* _Extracted material_:
--- begin ---

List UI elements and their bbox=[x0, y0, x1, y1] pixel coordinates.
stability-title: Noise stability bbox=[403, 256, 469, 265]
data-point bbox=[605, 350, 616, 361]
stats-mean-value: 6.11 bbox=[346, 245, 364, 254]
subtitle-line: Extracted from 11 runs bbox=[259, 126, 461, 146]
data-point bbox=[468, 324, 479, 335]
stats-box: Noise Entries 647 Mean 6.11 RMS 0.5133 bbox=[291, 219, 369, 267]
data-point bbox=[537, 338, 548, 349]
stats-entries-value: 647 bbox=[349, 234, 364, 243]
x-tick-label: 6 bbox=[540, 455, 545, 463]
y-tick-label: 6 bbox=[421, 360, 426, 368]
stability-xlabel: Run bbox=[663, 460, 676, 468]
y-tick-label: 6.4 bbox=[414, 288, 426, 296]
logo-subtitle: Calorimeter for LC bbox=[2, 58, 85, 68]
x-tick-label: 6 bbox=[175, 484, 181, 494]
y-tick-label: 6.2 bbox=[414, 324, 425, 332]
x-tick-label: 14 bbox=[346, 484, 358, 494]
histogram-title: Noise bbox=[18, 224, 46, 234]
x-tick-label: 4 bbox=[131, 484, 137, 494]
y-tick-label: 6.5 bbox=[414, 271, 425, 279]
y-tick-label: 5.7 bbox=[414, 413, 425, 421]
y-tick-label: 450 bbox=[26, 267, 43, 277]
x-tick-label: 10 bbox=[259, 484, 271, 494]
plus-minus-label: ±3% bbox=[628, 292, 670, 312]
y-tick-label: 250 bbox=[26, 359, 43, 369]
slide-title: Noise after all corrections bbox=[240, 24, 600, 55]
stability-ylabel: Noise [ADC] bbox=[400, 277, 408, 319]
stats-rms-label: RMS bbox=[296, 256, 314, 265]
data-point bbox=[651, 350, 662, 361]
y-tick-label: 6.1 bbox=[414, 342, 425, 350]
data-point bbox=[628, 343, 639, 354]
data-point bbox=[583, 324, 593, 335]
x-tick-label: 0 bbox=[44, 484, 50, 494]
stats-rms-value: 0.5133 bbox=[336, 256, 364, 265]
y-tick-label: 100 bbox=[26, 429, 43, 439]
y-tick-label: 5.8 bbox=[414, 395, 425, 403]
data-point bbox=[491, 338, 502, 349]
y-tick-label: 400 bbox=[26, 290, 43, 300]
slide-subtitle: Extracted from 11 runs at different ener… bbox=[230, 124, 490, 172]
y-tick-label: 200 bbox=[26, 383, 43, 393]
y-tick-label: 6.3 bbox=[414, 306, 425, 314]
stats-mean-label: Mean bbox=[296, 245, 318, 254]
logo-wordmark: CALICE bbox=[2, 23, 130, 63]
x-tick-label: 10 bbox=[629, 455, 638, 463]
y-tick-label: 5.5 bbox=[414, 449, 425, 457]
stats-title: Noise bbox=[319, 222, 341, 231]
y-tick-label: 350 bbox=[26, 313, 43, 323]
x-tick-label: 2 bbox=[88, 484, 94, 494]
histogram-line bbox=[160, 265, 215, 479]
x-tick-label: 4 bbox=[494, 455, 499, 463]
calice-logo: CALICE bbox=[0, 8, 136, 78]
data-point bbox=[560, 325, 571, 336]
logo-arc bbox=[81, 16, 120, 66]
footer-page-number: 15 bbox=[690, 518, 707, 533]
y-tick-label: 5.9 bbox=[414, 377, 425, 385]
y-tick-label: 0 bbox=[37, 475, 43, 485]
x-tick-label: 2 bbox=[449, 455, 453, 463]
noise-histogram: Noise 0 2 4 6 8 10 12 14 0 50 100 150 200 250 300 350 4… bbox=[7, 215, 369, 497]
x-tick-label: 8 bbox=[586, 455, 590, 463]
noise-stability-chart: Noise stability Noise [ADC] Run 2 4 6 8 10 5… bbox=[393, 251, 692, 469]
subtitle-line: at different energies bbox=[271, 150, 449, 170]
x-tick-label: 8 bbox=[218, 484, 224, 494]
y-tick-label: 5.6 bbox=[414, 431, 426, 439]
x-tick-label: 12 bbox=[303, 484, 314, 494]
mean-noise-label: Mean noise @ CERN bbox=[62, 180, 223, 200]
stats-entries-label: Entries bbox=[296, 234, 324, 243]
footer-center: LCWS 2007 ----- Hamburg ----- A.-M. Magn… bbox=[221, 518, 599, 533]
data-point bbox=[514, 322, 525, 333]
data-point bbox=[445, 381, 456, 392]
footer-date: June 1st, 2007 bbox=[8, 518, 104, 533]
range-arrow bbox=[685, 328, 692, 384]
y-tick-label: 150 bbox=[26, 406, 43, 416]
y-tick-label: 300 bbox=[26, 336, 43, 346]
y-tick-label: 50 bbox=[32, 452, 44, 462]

--- end ---

Reproduce the records word for word, from their first line through the line containing "x-tick-label: 6 bbox=[540, 455, 545, 463]", both ends included.

List UI elements and their bbox=[x0, y0, x1, y1] pixel coordinates.
stability-title: Noise stability bbox=[403, 256, 469, 265]
data-point bbox=[605, 350, 616, 361]
stats-mean-value: 6.11 bbox=[346, 245, 364, 254]
subtitle-line: Extracted from 11 runs bbox=[259, 126, 461, 146]
data-point bbox=[468, 324, 479, 335]
stats-box: Noise Entries 647 Mean 6.11 RMS 0.5133 bbox=[291, 219, 369, 267]
data-point bbox=[537, 338, 548, 349]
stats-entries-value: 647 bbox=[349, 234, 364, 243]
x-tick-label: 6 bbox=[540, 455, 545, 463]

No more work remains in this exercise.